Given exercise:
Pick out the lines below with "JSON" and list them.

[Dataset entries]
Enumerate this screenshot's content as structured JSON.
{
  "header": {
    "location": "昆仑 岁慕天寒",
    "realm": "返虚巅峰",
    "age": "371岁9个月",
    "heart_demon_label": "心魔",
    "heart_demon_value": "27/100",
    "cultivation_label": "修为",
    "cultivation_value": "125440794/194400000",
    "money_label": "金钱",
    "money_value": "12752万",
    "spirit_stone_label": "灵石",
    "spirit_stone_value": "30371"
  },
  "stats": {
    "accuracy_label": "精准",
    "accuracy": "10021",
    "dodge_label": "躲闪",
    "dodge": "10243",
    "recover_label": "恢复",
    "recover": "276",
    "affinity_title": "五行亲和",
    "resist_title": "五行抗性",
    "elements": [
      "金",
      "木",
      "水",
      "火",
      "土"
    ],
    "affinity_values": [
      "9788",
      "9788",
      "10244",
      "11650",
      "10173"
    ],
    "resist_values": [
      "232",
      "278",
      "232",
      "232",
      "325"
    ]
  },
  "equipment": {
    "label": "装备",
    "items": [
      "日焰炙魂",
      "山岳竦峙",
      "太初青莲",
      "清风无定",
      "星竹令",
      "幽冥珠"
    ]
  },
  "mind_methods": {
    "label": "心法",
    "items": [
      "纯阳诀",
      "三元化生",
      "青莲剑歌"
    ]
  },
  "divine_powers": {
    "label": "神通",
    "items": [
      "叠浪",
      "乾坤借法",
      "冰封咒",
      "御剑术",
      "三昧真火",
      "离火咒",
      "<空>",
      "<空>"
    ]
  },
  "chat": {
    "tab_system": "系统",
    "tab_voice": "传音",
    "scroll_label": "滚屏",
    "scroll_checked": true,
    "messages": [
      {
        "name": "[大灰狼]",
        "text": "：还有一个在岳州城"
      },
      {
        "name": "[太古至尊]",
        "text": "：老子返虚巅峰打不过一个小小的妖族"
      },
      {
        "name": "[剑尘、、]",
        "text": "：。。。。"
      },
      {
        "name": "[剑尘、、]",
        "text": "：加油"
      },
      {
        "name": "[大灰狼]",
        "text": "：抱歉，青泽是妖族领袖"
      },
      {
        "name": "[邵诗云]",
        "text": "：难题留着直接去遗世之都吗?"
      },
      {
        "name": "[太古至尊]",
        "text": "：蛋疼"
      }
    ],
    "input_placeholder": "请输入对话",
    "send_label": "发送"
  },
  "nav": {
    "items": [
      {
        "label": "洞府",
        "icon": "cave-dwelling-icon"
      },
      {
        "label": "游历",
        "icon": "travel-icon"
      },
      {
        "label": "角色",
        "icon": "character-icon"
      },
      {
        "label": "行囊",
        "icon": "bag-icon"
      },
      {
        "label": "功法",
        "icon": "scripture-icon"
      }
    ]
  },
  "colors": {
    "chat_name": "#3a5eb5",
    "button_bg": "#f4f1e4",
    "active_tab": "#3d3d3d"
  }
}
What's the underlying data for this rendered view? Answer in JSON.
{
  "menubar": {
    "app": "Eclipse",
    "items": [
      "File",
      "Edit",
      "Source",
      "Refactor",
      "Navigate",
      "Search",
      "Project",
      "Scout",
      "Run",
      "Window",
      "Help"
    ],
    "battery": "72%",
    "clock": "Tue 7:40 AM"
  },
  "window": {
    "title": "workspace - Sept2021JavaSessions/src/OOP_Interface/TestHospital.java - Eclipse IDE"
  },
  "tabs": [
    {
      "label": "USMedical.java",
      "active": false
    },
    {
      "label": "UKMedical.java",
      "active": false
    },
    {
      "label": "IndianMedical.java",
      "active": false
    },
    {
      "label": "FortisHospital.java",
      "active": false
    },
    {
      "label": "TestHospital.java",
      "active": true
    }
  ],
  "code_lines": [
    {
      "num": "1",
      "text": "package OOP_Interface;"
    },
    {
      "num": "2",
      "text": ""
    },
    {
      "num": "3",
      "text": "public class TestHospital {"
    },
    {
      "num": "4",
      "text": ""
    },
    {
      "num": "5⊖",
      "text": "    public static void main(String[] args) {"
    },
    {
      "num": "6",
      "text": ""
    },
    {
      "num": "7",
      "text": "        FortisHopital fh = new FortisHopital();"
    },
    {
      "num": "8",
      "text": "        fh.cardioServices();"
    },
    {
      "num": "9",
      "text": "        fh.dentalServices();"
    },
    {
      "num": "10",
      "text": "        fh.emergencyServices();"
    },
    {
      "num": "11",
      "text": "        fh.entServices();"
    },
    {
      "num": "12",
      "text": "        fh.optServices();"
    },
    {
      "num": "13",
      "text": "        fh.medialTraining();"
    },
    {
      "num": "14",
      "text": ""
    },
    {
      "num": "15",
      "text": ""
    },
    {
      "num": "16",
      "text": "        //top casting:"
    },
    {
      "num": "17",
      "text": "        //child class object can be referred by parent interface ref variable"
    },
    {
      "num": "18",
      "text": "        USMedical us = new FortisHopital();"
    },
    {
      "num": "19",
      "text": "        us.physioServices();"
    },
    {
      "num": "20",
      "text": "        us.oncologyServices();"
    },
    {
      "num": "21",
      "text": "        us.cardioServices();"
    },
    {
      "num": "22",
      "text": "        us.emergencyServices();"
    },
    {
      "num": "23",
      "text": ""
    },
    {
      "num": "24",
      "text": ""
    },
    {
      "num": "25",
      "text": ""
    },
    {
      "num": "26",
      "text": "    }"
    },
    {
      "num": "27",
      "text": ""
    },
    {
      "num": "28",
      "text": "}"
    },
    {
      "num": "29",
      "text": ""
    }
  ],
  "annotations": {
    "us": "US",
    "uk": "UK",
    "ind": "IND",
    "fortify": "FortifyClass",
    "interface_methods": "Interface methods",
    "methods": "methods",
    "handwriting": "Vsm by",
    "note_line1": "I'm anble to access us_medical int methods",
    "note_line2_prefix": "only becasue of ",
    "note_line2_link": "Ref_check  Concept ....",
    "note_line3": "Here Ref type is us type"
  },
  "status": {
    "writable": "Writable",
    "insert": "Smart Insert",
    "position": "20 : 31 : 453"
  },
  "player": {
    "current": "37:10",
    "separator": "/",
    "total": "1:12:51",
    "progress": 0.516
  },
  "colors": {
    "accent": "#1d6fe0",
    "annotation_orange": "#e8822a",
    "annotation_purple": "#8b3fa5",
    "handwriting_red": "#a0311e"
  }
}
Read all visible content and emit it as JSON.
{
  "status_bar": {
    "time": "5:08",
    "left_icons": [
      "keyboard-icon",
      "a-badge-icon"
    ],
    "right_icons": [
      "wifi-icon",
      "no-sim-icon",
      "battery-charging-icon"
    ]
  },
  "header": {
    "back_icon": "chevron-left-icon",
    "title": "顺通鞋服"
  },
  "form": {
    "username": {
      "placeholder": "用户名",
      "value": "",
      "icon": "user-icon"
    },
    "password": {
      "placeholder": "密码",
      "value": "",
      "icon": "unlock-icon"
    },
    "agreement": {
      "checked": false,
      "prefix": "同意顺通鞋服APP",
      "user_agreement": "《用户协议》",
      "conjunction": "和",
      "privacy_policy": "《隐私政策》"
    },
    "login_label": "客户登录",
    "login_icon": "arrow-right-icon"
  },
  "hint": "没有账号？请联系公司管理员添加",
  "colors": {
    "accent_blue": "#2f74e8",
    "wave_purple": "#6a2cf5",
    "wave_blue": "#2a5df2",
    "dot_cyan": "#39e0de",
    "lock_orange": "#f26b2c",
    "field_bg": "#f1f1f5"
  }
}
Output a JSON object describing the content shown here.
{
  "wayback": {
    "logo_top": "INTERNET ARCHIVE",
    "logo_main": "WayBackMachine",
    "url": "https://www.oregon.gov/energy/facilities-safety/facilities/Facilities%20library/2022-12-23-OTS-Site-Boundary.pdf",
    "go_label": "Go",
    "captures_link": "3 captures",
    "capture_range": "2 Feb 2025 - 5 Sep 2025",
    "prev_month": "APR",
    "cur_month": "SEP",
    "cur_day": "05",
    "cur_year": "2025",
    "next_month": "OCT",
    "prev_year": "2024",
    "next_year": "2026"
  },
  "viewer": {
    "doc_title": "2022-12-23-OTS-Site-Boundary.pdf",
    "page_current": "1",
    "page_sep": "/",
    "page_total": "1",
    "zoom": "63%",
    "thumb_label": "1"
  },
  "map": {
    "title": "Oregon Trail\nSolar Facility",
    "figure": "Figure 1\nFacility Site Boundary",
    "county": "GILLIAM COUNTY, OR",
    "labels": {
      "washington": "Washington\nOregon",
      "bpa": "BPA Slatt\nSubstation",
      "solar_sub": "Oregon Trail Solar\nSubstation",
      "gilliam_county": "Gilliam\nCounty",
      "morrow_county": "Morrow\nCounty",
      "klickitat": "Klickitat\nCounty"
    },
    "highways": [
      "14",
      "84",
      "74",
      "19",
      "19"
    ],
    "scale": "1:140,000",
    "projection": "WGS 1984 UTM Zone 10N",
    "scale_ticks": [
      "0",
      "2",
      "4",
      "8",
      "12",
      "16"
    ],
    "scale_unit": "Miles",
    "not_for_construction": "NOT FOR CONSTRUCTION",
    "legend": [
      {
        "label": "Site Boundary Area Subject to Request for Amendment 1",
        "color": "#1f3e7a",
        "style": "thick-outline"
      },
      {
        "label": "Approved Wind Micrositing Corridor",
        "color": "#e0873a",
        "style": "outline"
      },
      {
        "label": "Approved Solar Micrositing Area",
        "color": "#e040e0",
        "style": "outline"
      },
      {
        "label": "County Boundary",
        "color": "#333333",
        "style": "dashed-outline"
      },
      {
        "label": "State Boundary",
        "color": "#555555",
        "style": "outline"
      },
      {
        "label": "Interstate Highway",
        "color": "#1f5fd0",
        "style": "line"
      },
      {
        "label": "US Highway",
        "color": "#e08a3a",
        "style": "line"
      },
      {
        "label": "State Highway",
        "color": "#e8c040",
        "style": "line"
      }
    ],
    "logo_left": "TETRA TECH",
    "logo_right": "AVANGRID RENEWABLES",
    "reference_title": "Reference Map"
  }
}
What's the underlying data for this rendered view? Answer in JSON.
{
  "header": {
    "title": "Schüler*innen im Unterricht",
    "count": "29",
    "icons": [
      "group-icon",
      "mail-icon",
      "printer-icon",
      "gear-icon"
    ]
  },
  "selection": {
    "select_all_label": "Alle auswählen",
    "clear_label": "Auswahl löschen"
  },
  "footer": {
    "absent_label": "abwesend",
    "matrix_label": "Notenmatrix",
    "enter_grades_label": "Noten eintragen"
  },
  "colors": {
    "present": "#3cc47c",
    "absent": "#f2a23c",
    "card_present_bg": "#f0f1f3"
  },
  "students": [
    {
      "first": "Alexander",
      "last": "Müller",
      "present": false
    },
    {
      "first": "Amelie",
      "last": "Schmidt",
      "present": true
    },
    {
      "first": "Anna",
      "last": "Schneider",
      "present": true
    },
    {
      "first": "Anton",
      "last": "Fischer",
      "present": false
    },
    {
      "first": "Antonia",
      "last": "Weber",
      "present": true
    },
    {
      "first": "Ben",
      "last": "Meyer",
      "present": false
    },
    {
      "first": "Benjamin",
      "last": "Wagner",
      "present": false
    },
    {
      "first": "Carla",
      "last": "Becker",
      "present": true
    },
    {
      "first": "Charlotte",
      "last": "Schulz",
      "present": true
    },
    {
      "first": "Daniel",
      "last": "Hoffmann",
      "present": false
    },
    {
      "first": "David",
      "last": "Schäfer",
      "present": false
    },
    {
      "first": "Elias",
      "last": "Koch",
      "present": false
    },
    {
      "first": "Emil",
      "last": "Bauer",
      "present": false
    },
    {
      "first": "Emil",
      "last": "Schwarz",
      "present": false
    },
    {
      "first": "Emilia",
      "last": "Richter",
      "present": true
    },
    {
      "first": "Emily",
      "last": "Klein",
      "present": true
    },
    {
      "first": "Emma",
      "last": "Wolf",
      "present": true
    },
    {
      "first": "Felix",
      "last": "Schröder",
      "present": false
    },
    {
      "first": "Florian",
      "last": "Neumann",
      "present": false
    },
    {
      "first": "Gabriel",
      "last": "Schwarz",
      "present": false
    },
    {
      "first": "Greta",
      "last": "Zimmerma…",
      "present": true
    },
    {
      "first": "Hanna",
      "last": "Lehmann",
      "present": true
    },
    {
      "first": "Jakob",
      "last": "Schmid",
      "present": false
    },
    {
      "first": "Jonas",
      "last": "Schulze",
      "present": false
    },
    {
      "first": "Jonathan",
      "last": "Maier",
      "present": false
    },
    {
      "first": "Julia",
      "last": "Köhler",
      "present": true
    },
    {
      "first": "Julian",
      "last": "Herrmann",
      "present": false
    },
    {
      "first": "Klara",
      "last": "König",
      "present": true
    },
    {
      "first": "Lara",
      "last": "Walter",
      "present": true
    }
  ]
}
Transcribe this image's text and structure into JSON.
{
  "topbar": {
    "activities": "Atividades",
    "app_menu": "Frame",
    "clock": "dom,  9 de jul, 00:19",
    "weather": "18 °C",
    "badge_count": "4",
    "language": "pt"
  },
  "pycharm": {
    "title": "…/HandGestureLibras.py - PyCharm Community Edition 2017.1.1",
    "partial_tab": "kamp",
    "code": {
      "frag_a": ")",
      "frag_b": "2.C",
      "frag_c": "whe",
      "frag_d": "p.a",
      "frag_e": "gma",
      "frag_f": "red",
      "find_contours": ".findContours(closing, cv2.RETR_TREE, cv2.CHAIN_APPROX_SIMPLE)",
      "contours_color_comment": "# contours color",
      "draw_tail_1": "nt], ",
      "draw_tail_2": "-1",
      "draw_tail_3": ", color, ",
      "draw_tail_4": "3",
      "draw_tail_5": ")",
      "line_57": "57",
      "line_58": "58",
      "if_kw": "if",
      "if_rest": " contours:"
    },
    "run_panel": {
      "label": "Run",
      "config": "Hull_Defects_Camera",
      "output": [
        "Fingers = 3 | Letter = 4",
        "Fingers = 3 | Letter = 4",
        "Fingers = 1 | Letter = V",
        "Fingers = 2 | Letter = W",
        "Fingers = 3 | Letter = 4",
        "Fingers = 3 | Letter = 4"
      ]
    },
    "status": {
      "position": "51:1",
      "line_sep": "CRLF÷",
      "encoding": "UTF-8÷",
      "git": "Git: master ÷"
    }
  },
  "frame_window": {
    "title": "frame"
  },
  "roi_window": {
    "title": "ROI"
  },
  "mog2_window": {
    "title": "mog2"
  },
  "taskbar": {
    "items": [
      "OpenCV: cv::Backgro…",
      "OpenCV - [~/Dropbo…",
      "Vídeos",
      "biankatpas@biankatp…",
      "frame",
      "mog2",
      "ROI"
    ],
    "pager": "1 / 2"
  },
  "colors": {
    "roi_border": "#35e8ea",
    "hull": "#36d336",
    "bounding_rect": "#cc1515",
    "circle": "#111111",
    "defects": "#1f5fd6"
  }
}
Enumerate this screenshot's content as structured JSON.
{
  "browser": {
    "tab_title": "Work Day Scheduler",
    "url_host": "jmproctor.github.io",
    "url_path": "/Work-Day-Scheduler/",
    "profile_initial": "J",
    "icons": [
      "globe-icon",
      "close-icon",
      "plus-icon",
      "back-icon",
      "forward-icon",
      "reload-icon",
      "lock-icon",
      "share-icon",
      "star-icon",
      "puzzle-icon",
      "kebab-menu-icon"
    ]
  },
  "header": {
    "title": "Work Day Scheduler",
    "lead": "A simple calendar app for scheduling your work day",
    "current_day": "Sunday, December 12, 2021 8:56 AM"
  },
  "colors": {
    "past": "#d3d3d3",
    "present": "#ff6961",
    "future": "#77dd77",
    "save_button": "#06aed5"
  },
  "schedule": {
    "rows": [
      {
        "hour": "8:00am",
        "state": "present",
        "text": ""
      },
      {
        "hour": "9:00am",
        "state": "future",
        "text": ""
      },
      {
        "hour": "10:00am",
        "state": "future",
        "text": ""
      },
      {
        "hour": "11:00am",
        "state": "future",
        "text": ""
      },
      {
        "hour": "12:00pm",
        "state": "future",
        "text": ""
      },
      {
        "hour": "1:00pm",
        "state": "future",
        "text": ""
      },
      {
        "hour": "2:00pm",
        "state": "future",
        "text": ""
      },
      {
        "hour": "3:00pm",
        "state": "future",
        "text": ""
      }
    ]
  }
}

Response:
Enumerate this screenshot's content as structured JSON.
What's the underlying data for this rendered view? Answer in JSON.
Read all visible content and emit it as JSON.
Output a JSON object describing the content shown here.
What's the underlying data for this rendered view? Answer in JSON.
Transcribe this image's text and structure into JSON.
Enumerate this screenshot's content as structured JSON.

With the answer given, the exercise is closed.